[Dataset rows]
-- BEGIN --

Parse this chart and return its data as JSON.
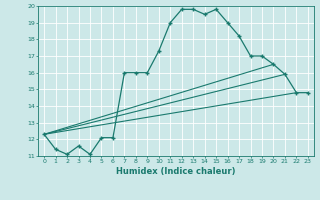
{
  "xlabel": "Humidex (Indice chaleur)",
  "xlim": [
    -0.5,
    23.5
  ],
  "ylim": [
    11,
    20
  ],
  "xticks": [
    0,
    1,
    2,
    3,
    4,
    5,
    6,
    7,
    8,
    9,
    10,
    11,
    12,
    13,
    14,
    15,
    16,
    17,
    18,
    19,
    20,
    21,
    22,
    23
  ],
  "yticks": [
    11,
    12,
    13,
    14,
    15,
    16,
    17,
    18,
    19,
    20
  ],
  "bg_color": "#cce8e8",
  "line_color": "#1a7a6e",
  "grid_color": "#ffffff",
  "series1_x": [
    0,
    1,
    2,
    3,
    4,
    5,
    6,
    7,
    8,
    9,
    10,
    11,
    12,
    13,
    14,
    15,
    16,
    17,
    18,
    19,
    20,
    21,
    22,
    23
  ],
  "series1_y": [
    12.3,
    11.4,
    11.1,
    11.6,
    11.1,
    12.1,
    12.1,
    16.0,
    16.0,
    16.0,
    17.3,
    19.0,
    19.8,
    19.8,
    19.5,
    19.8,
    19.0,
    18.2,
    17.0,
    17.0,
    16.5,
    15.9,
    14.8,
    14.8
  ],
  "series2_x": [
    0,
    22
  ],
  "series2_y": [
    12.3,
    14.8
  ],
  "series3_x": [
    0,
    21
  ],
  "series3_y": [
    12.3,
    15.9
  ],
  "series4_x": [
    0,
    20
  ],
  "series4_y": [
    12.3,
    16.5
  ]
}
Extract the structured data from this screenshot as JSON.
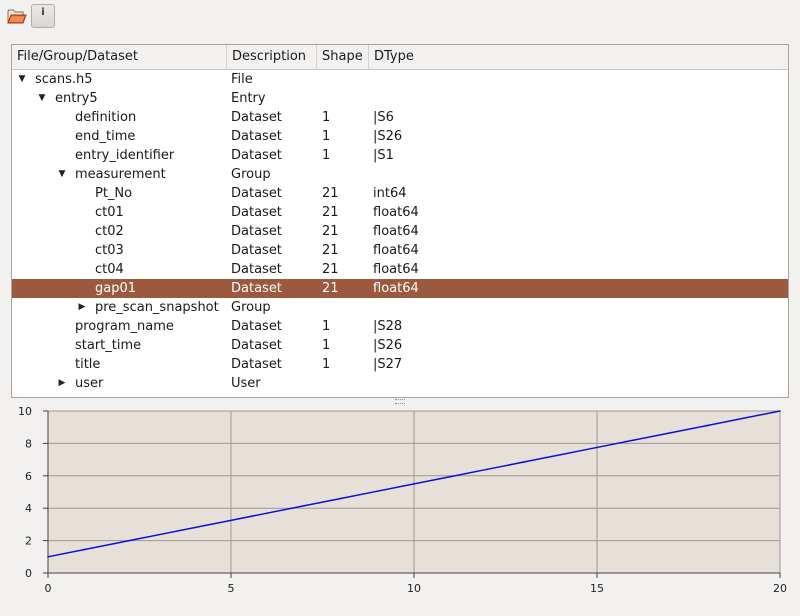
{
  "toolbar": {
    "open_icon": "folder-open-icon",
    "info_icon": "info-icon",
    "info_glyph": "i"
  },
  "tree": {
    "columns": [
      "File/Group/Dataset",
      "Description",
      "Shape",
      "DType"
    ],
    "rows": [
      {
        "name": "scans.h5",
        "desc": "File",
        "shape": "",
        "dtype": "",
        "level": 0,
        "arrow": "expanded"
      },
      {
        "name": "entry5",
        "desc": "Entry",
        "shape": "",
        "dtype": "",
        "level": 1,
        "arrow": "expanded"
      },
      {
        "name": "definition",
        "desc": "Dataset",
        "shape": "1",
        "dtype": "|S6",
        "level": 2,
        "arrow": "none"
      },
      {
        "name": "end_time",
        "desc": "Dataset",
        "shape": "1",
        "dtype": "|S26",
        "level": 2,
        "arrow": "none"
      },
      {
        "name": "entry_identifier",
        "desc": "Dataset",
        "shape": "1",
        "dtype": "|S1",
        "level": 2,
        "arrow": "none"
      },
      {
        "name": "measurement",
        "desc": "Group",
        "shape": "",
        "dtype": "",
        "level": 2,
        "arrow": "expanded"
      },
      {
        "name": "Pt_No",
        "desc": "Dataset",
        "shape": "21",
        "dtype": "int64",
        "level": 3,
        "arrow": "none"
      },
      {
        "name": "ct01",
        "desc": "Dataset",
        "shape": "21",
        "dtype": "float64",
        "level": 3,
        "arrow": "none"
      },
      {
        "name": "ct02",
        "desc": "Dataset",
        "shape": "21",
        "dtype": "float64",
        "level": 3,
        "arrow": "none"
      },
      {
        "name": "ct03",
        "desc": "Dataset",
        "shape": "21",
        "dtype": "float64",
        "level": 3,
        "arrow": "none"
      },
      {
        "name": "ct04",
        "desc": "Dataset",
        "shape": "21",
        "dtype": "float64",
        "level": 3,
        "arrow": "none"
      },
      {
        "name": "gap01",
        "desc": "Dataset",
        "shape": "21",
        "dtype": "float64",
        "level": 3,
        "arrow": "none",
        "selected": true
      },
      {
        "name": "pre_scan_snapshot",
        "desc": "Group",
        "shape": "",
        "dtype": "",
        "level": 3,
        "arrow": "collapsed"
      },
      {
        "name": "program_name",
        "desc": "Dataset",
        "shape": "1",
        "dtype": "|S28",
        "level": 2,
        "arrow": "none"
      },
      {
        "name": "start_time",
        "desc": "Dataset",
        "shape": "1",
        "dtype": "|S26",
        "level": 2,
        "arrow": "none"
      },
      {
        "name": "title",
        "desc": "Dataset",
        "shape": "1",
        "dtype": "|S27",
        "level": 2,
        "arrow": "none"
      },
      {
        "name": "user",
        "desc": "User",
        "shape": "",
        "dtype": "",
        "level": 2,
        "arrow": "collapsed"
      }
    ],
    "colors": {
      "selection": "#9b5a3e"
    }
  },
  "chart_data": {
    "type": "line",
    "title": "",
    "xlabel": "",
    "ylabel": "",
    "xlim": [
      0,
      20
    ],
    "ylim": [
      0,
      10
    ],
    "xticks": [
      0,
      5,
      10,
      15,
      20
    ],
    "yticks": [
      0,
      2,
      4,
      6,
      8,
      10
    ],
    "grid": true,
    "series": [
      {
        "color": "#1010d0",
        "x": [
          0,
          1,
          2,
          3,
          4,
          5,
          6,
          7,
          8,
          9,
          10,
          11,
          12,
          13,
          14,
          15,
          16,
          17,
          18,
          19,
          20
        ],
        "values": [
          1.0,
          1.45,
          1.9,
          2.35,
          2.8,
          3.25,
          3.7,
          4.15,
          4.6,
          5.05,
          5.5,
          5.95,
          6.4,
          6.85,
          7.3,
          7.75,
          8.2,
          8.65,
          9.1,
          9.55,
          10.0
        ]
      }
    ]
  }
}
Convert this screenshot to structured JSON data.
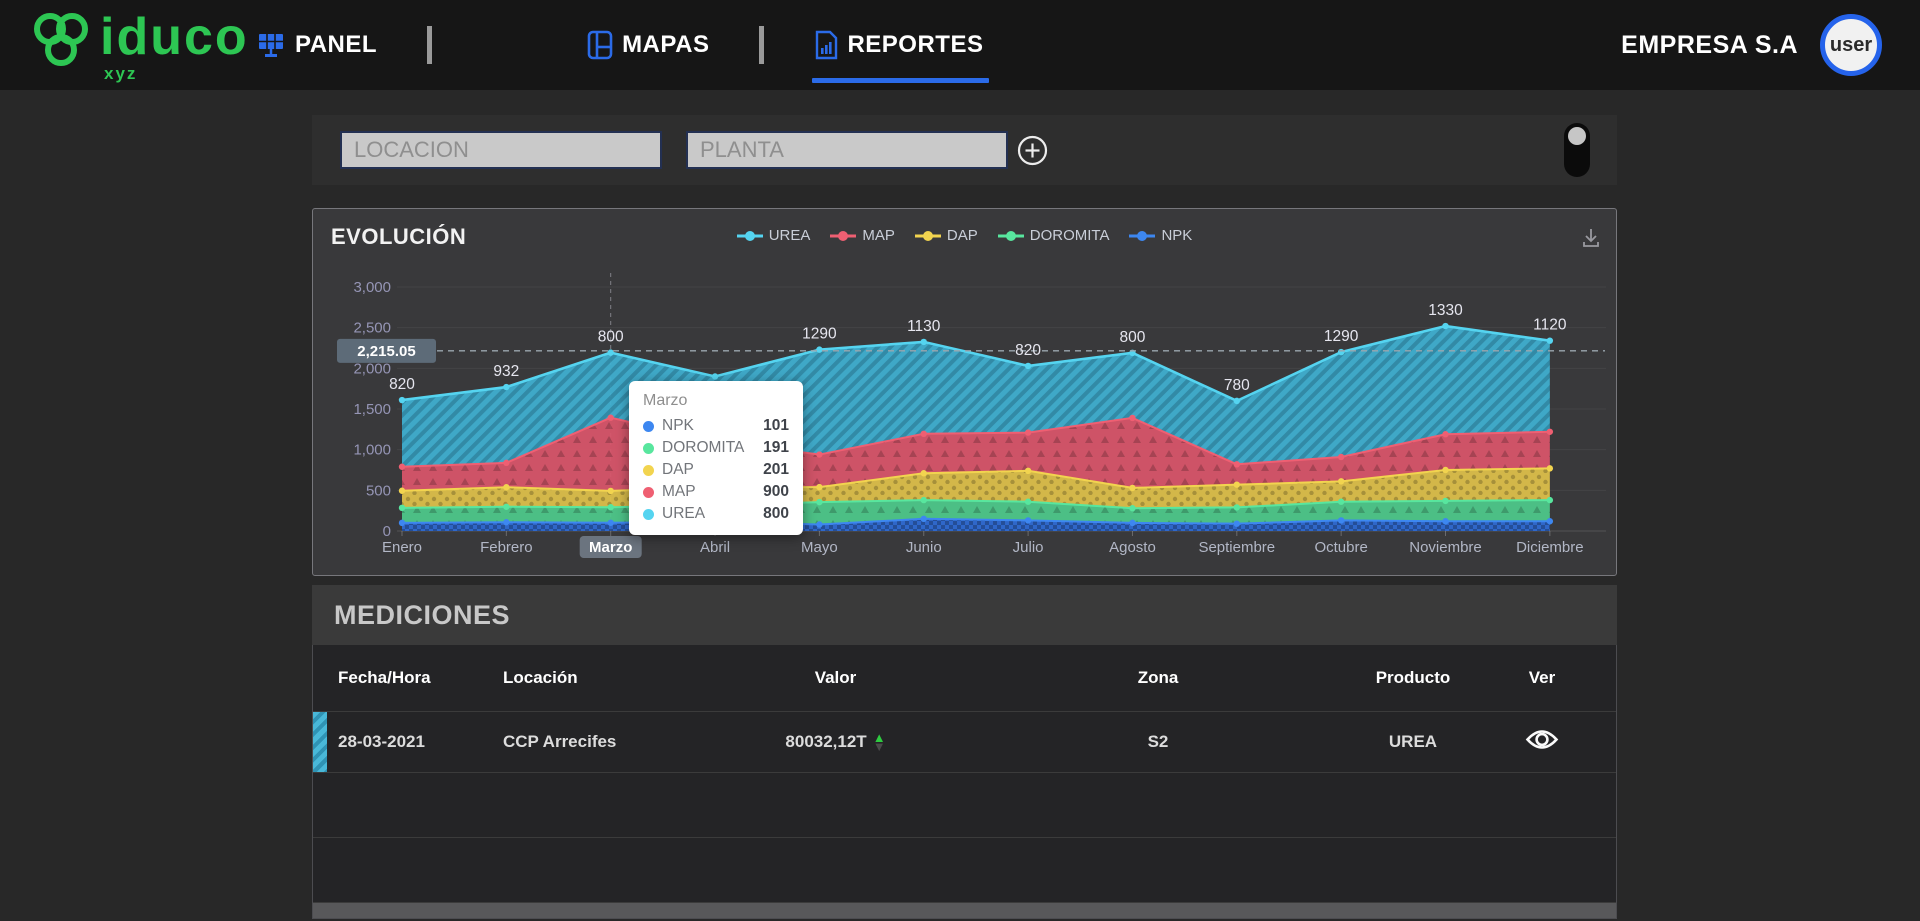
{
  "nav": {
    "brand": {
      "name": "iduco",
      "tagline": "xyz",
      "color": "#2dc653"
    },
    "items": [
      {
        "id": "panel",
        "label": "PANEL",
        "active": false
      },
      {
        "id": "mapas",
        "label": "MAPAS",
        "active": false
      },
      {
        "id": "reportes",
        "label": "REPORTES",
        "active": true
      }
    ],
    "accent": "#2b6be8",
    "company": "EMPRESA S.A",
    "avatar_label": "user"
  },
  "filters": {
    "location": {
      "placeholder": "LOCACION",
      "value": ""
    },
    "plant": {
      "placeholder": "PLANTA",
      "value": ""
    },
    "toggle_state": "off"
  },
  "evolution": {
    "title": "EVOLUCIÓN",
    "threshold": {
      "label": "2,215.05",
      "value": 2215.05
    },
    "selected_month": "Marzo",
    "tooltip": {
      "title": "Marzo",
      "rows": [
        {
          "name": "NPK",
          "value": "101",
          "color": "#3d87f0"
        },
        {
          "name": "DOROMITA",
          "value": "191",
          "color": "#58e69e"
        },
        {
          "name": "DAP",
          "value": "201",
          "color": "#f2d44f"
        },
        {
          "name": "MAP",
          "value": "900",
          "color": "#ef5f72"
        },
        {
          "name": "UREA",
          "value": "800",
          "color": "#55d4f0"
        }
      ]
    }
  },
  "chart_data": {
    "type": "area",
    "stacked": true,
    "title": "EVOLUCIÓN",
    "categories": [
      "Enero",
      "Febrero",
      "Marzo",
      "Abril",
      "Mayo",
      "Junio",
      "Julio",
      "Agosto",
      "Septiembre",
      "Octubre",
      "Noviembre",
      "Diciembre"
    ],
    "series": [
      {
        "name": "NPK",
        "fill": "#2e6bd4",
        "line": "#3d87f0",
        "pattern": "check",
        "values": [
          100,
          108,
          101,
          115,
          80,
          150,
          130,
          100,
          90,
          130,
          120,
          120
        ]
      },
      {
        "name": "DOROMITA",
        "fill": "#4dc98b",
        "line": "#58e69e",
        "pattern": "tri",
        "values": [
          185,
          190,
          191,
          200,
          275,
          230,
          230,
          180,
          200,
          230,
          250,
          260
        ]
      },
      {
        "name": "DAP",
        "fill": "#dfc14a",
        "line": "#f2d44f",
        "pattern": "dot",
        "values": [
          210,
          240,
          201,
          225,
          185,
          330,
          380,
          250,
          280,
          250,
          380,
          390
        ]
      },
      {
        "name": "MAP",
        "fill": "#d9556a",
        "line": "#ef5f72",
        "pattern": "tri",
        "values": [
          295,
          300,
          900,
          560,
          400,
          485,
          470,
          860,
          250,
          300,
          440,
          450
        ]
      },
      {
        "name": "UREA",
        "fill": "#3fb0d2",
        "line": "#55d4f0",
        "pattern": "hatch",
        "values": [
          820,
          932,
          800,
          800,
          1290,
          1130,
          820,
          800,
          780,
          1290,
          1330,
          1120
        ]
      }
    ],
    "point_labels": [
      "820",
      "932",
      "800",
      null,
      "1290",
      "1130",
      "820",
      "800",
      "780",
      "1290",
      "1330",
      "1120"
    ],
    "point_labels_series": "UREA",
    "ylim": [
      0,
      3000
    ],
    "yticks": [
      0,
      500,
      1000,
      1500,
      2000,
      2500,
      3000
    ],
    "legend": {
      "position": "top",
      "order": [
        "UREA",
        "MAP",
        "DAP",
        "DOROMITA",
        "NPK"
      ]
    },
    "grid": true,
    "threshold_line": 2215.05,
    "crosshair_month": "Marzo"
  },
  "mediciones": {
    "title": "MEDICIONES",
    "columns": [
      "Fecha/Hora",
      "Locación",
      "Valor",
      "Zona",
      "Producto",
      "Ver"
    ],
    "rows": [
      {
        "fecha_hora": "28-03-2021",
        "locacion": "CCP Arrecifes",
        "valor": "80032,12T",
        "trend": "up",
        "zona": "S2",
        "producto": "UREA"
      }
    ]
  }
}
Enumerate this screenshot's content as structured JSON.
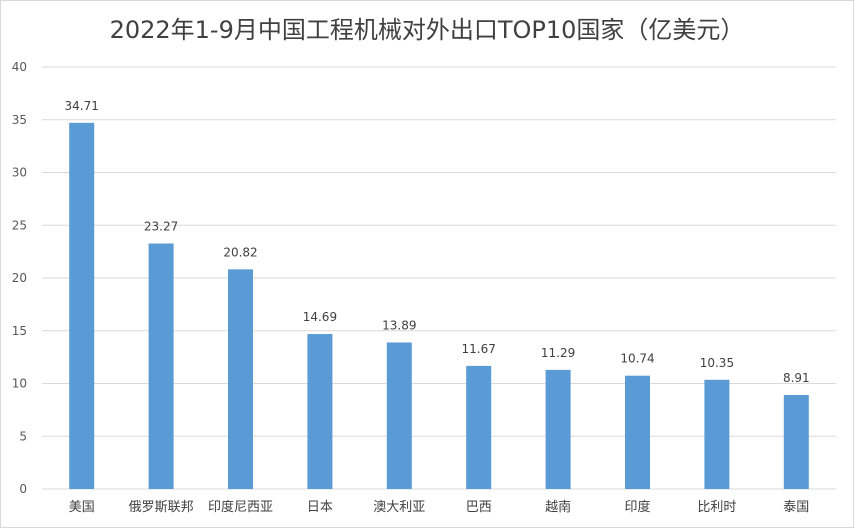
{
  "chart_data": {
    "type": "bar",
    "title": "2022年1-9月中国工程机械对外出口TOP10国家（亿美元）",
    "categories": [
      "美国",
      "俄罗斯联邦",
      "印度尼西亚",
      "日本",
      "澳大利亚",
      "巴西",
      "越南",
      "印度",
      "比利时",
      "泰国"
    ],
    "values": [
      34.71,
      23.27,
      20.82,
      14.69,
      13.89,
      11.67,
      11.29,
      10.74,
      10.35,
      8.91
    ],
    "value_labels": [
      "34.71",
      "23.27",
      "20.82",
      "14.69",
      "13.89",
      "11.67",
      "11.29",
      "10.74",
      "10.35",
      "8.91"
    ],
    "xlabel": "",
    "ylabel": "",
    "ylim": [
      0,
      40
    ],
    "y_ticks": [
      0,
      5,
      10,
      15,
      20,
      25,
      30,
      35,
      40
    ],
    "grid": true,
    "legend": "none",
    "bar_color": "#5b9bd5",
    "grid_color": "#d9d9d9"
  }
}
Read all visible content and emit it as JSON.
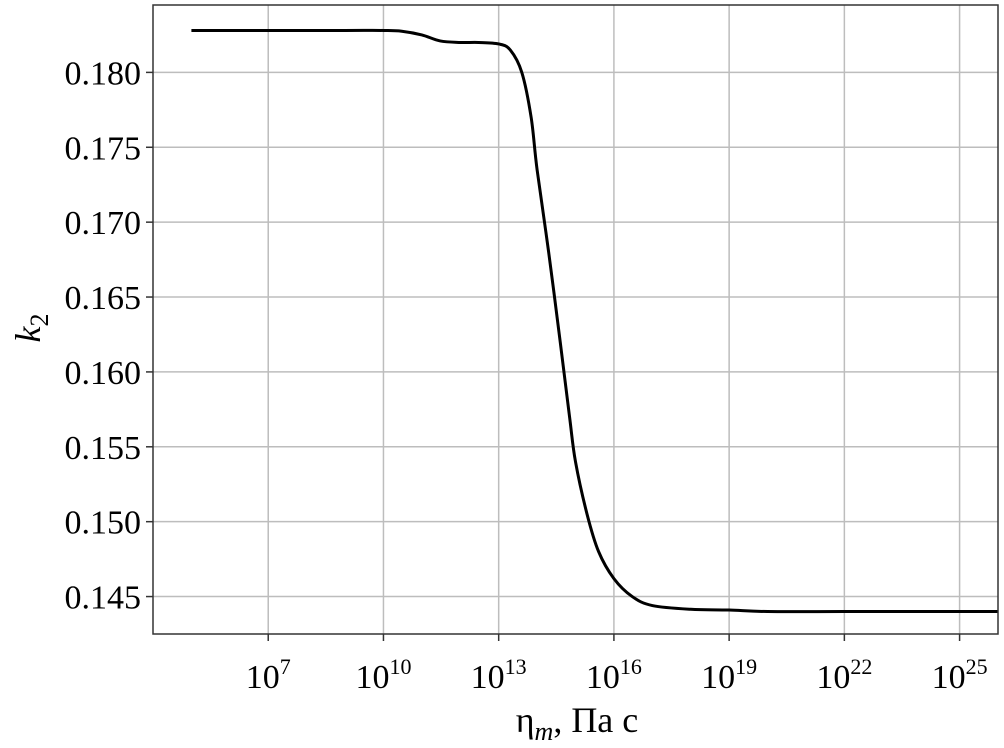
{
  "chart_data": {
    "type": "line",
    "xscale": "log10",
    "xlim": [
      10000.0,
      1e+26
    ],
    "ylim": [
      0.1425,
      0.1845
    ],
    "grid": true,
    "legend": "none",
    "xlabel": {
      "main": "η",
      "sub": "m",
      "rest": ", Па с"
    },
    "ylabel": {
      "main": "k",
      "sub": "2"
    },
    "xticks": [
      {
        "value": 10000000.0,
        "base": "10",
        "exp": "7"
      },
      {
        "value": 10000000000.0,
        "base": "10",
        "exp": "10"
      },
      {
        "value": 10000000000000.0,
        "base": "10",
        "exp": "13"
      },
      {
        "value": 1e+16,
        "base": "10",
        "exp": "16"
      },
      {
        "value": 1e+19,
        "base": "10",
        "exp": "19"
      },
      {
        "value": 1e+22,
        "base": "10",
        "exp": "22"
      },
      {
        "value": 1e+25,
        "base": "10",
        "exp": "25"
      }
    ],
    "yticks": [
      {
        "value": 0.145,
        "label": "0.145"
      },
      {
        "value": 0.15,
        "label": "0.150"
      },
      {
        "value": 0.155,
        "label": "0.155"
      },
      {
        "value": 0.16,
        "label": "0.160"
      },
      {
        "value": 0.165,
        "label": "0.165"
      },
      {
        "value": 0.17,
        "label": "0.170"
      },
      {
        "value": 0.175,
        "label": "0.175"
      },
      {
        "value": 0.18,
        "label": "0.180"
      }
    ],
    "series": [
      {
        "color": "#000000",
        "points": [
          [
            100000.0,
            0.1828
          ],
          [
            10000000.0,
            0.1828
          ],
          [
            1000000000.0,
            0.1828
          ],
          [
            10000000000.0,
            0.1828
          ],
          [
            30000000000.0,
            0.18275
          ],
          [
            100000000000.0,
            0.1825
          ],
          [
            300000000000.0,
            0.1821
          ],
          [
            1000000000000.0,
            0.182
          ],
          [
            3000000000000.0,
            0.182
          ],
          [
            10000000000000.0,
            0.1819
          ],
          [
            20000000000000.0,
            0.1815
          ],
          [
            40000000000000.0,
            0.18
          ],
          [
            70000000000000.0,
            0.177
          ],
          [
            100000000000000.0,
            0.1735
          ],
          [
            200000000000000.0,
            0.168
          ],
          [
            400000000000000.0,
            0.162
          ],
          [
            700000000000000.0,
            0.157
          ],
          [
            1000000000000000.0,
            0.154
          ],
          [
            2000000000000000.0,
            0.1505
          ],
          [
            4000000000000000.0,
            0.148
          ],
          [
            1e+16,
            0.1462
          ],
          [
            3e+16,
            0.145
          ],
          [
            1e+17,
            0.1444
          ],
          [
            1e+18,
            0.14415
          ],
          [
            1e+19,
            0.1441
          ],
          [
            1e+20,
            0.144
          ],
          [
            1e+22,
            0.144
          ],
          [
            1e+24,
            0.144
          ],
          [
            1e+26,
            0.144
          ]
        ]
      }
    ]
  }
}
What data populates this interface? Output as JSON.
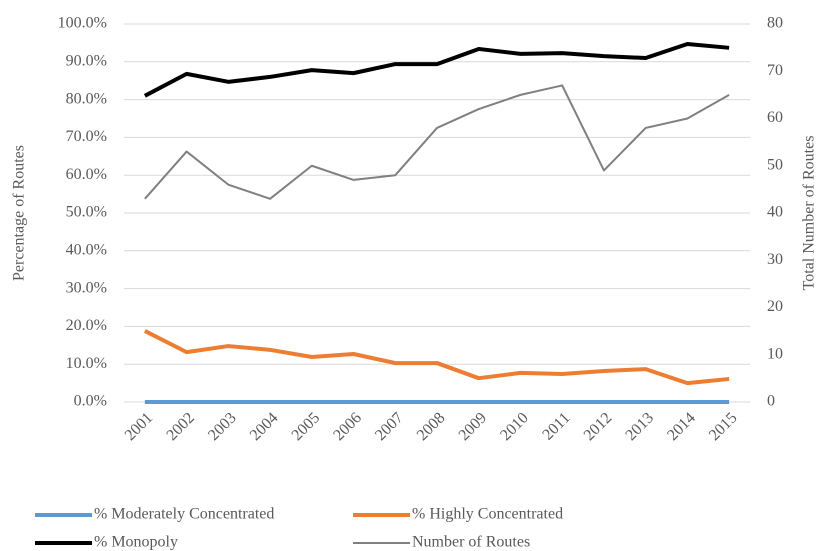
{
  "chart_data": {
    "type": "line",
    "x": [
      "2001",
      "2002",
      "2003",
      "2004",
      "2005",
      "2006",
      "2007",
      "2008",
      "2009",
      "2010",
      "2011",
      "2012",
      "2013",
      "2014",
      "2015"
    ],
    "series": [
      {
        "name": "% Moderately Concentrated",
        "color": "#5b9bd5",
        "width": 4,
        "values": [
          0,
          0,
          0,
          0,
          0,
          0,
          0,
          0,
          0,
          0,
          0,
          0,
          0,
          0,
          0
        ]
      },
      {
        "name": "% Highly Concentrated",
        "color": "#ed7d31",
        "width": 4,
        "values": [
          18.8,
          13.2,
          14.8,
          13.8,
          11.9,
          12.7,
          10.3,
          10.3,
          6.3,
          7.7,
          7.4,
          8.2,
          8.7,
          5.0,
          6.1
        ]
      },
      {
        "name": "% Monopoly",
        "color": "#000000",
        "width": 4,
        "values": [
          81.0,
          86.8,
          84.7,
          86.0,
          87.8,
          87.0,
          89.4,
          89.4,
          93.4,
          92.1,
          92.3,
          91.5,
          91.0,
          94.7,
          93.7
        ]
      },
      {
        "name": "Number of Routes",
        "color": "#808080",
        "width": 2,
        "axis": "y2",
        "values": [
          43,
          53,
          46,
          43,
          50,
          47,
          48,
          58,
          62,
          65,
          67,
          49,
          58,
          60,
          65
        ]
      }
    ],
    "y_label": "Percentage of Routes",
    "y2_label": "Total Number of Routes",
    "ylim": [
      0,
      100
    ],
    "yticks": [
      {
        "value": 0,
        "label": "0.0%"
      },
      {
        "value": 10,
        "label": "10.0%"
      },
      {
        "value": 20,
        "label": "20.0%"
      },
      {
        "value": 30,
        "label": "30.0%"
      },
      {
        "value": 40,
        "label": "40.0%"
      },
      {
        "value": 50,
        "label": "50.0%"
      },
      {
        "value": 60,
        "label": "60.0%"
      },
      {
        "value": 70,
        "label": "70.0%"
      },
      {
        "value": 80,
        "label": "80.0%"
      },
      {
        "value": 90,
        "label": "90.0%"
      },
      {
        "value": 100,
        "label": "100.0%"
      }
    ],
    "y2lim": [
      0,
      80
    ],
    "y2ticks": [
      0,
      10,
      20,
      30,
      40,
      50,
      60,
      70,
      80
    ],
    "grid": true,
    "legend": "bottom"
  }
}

-- END --

WHAT THE TASK ASKS
What is the number of lines in the records that contain the word "screenshot"? Answer with the number and nothing else.

EXERCISE ANSWER
3